- _GOAL_
Without altering anything, output the material below.

** Start TASK MATERIAL **

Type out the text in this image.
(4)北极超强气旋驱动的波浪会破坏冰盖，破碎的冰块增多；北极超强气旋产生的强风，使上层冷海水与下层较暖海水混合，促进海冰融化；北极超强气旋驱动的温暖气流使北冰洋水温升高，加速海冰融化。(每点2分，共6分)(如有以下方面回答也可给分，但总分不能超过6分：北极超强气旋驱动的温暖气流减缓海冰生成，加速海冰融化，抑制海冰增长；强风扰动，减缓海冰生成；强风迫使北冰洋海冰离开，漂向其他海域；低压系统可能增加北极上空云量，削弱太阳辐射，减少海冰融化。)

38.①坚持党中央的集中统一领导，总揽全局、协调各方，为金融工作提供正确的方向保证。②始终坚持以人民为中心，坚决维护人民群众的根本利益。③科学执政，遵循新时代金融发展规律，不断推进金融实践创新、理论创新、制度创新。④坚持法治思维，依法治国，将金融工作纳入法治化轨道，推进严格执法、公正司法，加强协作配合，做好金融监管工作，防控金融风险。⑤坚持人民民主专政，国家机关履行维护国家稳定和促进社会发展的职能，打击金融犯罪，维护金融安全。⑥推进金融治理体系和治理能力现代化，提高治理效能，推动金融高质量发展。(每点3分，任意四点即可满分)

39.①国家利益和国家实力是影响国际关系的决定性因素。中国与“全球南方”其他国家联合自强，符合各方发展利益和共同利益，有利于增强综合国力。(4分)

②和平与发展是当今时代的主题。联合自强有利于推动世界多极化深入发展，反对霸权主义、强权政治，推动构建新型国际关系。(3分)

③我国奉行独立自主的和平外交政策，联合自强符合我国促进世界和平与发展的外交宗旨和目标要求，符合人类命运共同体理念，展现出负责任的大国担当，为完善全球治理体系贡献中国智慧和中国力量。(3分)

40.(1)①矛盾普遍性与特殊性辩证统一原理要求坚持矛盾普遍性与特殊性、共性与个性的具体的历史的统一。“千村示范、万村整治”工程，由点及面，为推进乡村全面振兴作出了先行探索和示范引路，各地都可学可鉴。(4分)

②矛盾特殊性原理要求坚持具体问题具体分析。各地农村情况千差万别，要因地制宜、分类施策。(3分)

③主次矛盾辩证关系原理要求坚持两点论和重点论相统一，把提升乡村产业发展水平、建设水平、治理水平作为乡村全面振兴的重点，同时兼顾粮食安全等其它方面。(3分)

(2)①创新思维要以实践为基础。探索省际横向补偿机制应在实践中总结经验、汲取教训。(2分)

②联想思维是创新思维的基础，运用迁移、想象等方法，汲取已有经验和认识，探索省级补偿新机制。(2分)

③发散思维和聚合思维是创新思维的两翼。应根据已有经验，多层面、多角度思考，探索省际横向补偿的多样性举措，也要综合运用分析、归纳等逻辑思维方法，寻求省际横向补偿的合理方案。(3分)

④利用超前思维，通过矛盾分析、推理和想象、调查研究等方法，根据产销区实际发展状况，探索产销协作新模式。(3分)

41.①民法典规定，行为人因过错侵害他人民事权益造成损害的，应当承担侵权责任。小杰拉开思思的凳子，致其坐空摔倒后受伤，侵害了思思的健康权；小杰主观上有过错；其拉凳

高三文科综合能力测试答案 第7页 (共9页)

** End TASK MATERIAL **

- _RESULT_
Type out the text in this image.
(4)北极超强气旋驱动的波浪会破坏冰盖，破碎的冰块增多；北极超强气旋产生的强风，使上层冷海水与下层较暖海水混合，促进海冰融化；北极超强气旋驱动的温暖气流使北冰洋水温升高，加速海冰融化。(每点2分，共6分)(如有以下方面回答也可给分，但总分不能超过6分：北极超强气旋驱动的温暖气流减缓海冰生成，加速海冰融化，抑制海冰增长；强风扰动，减缓海冰生成；强风迫使北冰洋海冰离开，漂向其他海域；低压系统可能增加北极上空云量，削弱太阳辐射，减少海冰融化。)

38.①坚持党中央的集中统一领导，总揽全局、协调各方，为金融工作提供正确的方向保证。②始终坚持以人民为中心，坚决维护人民群众的根本利益。③科学执政，遵循新时代金融发展规律，不断推进金融实践创新、理论创新、制度创新。④坚持法治思维，依法治国，将金融工作纳入法治化轨道，推进严格执法、公正司法，加强协作配合，做好金融监管工作，防控金融风险。⑤坚持人民民主专政，国家机关履行维护国家稳定和促进社会发展的职能，打击金融犯罪，维护金融安全。⑥推进金融治理体系和治理能力现代化，提高治理效能，推动金融高质量发展。(每点3分，任意四点即可满分)

39.①国家利益和国家实力是影响国际关系的决定性因素。中国与“全球南方”其他国家联合自强，符合各方发展利益和共同利益，有利于增强综合国力。(4分)

②和平与发展是当今时代的主题。联合自强有利于推动世界多极化深入发展，反对霸权主义、强权政治，推动构建新型国际关系。(3分)

③我国奉行独立自主的和平外交政策，联合自强符合我国促进世界和平与发展的外交宗旨和目标要求，符合人类命运共同体理念，展现出负责任的大国担当，为完善全球治理体系贡献中国智慧和中国力量。(3分)

40.(1)①矛盾普遍性与特殊性辩证统一原理要求坚持矛盾普遍性与特殊性、共性与个性的具体的历史的统一。“千村示范、万村整治”工程，由点及面，为推进乡村全面振兴作出了先行探索和示范引路，各地都可学可鉴。(4分)

②矛盾特殊性原理要求坚持具体问题具体分析。各地农村情况千差万别，要因地制宜、分类施策。(3分)

③主次矛盾辩证关系原理要求坚持两点论和重点论相统一，把提升乡村产业发展水平、建设水平、治理水平作为乡村全面振兴的重点，同时兼顾粮食安全等其它方面。(3分)

(2)①创新思维要以实践为基础。探索省际横向补偿机制应在实践中总结经验、汲取教训。(2分)

②联想思维是创新思维的基础，运用迁移、想象等方法，汲取已有经验和认识，探索省级补偿新机制。(2分)

③发散思维和聚合思维是创新思维的两翼。应根据已有经验，多层面、多角度思考，探索省际横向补偿的多样性举措，也要综合运用分析、归纳等逻辑思维方法，寻求省际横向补偿的合理方案。(3分)

④利用超前思维，通过矛盾分析、推理和想象、调查研究等方法，根据产销区实际发展状况，探索产销协作新模式。(3分)

41.①民法典规定，行为人因过错侵害他人民事权益造成损害的，应当承担侵权责任。小杰拉开思思的凳子，致其坐空摔倒后受伤，侵害了思思的健康权；小杰主观上有过错；其拉凳

高三文科综合能力测试答案 第7页 (共9页)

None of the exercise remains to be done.